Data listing
::::

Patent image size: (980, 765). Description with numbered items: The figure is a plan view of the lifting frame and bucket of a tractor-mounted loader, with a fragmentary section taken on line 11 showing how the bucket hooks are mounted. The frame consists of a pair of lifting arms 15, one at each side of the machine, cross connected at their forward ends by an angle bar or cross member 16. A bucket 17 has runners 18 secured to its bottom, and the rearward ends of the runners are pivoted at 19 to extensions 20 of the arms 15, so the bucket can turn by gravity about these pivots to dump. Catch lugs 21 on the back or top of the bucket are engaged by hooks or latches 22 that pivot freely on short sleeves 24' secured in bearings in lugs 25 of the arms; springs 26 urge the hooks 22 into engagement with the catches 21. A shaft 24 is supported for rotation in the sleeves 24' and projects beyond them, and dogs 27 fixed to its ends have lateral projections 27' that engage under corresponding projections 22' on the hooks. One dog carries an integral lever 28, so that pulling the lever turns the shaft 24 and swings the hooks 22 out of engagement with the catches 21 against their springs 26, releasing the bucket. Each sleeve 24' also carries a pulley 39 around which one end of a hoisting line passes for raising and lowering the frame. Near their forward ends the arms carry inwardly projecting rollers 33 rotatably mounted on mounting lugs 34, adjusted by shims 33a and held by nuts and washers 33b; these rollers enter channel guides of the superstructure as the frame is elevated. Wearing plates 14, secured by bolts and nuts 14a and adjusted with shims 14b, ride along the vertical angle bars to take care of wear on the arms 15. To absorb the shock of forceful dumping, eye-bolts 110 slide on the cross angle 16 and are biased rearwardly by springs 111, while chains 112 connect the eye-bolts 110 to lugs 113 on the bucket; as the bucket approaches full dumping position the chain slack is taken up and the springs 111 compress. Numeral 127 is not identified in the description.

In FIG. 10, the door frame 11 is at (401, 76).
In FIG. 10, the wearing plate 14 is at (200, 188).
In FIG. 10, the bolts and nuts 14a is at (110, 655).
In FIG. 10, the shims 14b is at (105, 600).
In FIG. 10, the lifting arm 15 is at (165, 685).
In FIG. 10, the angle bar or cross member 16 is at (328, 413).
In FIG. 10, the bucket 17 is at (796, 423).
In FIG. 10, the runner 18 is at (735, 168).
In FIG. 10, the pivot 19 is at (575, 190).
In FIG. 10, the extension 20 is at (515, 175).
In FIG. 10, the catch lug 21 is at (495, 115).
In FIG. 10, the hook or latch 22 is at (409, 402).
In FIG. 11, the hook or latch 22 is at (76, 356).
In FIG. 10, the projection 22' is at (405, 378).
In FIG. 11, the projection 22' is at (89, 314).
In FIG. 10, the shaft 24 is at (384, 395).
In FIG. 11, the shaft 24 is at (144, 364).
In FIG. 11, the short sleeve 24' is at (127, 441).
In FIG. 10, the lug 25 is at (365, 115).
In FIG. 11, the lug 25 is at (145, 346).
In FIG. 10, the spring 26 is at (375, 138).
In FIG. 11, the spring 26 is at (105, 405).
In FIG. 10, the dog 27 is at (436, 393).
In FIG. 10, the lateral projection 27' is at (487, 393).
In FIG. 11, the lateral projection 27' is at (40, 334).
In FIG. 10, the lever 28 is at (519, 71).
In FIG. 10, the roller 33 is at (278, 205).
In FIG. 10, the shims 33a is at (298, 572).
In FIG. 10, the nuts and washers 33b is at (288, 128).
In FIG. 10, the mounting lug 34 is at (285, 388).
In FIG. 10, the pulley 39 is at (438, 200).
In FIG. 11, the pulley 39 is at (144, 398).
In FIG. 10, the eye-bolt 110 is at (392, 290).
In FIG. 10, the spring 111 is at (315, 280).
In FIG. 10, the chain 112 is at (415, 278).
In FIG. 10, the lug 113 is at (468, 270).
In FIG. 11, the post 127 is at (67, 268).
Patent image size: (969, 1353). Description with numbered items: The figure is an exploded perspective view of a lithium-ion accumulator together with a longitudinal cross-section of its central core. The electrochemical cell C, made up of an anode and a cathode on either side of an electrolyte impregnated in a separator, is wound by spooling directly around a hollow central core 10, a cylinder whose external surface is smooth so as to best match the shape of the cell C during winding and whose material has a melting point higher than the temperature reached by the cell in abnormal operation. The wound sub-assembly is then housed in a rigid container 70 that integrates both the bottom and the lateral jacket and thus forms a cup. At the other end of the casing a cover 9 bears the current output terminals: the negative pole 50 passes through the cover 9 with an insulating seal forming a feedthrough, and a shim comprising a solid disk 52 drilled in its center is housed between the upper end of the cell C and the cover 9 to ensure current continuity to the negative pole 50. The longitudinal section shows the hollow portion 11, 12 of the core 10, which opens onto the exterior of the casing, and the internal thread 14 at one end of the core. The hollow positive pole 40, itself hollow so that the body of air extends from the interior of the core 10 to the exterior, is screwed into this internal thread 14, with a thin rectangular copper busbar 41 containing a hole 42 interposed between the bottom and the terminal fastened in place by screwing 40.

::::

Retype the records word for word, from their first line through the line containing "In FIG. 10, the bolts", both included.

Exercise output:
Patent image size: (980, 765). Description with numbered items: The figure is a plan view of the lifting frame and bucket of a tractor-mounted loader, with a fragmentary section taken on line 11 showing how the bucket hooks are mounted. The frame consists of a pair of lifting arms 15, one at each side of the machine, cross connected at their forward ends by an angle bar or cross member 16. A bucket 17 has runners 18 secured to its bottom, and the rearward ends of the runners are pivoted at 19 to extensions 20 of the arms 15, so the bucket can turn by gravity about these pivots to dump. Catch lugs 21 on the back or top of the bucket are engaged by hooks or latches 22 that pivot freely on short sleeves 24' secured in bearings in lugs 25 of the arms; springs 26 urge the hooks 22 into engagement with the catches 21. A shaft 24 is supported for rotation in the sleeves 24' and projects beyond them, and dogs 27 fixed to its ends have lateral projections 27' that engage under corresponding projections 22' on the hooks. One dog carries an integral lever 28, so that pulling the lever turns the shaft 24 and swings the hooks 22 out of engagement with the catches 21 against their springs 26, releasing the bucket. Each sleeve 24' also carries a pulley 39 around which one end of a hoisting line passes for raising and lowering the frame. Near their forward ends the arms carry inwardly projecting rollers 33 rotatably mounted on mounting lugs 34, adjusted by shims 33a and held by nuts and washers 33b; these rollers enter channel guides of the superstructure as the frame is elevated. Wearing plates 14, secured by bolts and nuts 14a and adjusted with shims 14b, ride along the vertical angle bars to take care of wear on the arms 15. To absorb the shock of forceful dumping, eye-bolts 110 slide on the cross angle 16 and are biased rearwardly by springs 111, while chains 112 connect the eye-bolts 110 to lugs 113 on the bucket; as the bucket approaches full dumping position the chain slack is taken up and the springs 111 compress. Numeral 127 is not identified in the description.

In FIG. 10, the door frame 11 is at (401, 76).
In FIG. 10, the wearing plate 14 is at (200, 188).
In FIG. 10, the bolts and nuts 14a is at (110, 655).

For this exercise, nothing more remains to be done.